• **Brief**:
Keep only the lines that hold the string "successful", filtering out the rest of the entries below.

*** Exercise materials ***

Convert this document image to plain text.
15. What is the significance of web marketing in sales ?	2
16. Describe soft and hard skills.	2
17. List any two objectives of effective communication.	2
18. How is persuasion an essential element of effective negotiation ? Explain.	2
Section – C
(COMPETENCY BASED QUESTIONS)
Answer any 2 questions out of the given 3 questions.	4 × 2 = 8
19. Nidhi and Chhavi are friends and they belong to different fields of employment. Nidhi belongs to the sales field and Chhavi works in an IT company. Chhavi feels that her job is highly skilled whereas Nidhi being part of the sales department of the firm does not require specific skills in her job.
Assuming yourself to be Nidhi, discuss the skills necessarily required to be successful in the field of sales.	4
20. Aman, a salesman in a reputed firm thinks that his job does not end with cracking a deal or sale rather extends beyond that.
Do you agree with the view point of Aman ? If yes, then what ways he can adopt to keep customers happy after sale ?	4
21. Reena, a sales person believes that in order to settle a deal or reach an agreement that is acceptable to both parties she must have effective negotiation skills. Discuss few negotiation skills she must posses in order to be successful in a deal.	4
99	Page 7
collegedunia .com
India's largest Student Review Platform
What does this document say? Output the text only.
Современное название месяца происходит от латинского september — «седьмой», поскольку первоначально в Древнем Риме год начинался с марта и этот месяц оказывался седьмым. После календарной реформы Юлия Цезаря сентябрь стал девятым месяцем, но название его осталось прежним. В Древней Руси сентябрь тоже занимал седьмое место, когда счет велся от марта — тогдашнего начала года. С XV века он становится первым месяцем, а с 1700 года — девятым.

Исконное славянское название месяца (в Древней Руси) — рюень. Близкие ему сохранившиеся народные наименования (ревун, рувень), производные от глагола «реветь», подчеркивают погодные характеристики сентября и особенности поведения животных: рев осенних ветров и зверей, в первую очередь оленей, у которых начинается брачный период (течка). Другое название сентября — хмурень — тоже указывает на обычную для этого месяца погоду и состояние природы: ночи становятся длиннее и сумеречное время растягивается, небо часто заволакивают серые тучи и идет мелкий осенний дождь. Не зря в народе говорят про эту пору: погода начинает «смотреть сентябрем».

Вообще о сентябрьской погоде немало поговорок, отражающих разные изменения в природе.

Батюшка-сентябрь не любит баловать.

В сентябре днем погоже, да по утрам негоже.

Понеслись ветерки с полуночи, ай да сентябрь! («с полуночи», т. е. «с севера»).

***

• **Finished answer**:
Assuming yourself to be Nidhi, discuss the skills necessarily required to be successful in the field of sales.	4
21. Reena, a sales person believes that in order to settle a deal or reach an agreement that is acceptable to both parties she must have effective negotiation skills. Discuss few negotiation skills she must posses in order to be successful in a deal.	4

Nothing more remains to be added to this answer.